Exact repetition is required: output every record in full.

Records from a collection
** START **

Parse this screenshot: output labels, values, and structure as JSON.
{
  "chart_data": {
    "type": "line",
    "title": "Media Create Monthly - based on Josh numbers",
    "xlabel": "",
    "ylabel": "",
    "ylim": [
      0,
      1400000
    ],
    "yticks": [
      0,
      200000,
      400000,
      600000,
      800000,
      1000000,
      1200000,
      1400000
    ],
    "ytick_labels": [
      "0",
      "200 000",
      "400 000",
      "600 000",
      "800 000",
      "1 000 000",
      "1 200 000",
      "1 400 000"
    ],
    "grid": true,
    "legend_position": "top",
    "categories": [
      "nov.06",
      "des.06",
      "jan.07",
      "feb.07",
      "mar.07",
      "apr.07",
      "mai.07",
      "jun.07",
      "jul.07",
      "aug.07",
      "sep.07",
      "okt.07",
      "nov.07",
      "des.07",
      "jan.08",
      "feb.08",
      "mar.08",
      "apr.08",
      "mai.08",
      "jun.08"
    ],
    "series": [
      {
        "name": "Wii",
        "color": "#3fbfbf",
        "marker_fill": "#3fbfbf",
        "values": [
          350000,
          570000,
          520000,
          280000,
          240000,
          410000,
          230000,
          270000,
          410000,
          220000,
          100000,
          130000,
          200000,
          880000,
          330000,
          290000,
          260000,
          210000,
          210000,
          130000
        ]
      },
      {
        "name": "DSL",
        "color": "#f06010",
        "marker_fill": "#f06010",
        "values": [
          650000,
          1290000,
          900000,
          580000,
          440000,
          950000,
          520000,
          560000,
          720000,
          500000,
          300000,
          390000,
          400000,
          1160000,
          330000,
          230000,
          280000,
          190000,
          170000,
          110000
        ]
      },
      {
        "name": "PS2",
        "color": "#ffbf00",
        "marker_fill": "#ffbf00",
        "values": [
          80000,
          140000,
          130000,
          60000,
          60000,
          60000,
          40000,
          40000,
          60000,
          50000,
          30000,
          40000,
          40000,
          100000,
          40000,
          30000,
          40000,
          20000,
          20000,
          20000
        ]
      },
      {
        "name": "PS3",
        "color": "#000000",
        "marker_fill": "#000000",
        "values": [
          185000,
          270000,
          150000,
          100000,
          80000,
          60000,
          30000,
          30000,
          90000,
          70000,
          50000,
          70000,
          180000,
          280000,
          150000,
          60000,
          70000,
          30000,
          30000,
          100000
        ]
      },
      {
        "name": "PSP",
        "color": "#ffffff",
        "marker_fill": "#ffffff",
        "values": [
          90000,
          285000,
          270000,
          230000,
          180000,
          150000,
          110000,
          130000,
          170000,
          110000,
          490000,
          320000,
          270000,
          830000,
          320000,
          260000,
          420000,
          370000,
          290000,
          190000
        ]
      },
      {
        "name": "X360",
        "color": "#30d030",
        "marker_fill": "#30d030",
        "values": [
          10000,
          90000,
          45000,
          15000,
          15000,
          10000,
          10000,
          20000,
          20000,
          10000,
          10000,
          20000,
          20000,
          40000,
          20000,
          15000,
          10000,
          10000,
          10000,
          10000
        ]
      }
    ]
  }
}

** END **

◆ Task answer ◆
Parse this screenshot: output labels, values, and structure as JSON.
{
  "chart_data": {
    "type": "line",
    "title": "Media Create Monthly - based on Josh numbers",
    "xlabel": "",
    "ylabel": "",
    "ylim": [
      0,
      1400000
    ],
    "yticks": [
      0,
      200000,
      400000,
      600000,
      800000,
      1000000,
      1200000,
      1400000
    ],
    "ytick_labels": [
      "0",
      "200 000",
      "400 000",
      "600 000",
      "800 000",
      "1 000 000",
      "1 200 000",
      "1 400 000"
    ],
    "grid": true,
    "legend_position": "top",
    "categories": [
      "nov.06",
      "des.06",
      "jan.07",
      "feb.07",
      "mar.07",
      "apr.07",
      "mai.07",
      "jun.07",
      "jul.07",
      "aug.07",
      "sep.07",
      "okt.07",
      "nov.07",
      "des.07",
      "jan.08",
      "feb.08",
      "mar.08",
      "apr.08",
      "mai.08",
      "jun.08"
    ],
    "series": [
      {
        "name": "Wii",
        "color": "#3fbfbf",
        "marker_fill": "#3fbfbf",
        "values": [
          350000,
          570000,
          520000,
          280000,
          240000,
          410000,
          230000,
          270000,
          410000,
          220000,
          100000,
          130000,
          200000,
          880000,
          330000,
          290000,
          260000,
          210000,
          210000,
          130000
        ]
      },
      {
        "name": "DSL",
        "color": "#f06010",
        "marker_fill": "#f06010",
        "values": [
          650000,
          1290000,
          900000,
          580000,
          440000,
          950000,
          520000,
          560000,
          720000,
          500000,
          300000,
          390000,
          400000,
          1160000,
          330000,
          230000,
          280000,
          190000,
          170000,
          110000
        ]
      },
      {
        "name": "PS2",
        "color": "#ffbf00",
        "marker_fill": "#ffbf00",
        "values": [
          80000,
          140000,
          130000,
          60000,
          60000,
          60000,
          40000,
          40000,
          60000,
          50000,
          30000,
          40000,
          40000,
          100000,
          40000,
          30000,
          40000,
          20000,
          20000,
          20000
        ]
      },
      {
        "name": "PS3",
        "color": "#000000",
        "marker_fill": "#000000",
        "values": [
          185000,
          270000,
          150000,
          100000,
          80000,
          60000,
          30000,
          30000,
          90000,
          70000,
          50000,
          70000,
          180000,
          280000,
          150000,
          60000,
          70000,
          30000,
          30000,
          100000
        ]
      },
      {
        "name": "PSP",
        "color": "#ffffff",
        "marker_fill": "#ffffff",
        "values": [
          90000,
          285000,
          270000,
          230000,
          180000,
          150000,
          110000,
          130000,
          170000,
          110000,
          490000,
          320000,
          270000,
          830000,
          320000,
          260000,
          420000,
          370000,
          290000,
          190000
        ]
      },
      {
        "name": "X360",
        "color": "#30d030",
        "marker_fill": "#30d030",
        "values": [
          10000,
          90000,
          45000,
          15000,
          15000,
          10000,
          10000,
          20000,
          20000,
          10000,
          10000,
          20000,
          20000,
          40000,
          20000,
          15000,
          10000,
          10000,
          10000,
          10000
        ]
      }
    ]
  }
}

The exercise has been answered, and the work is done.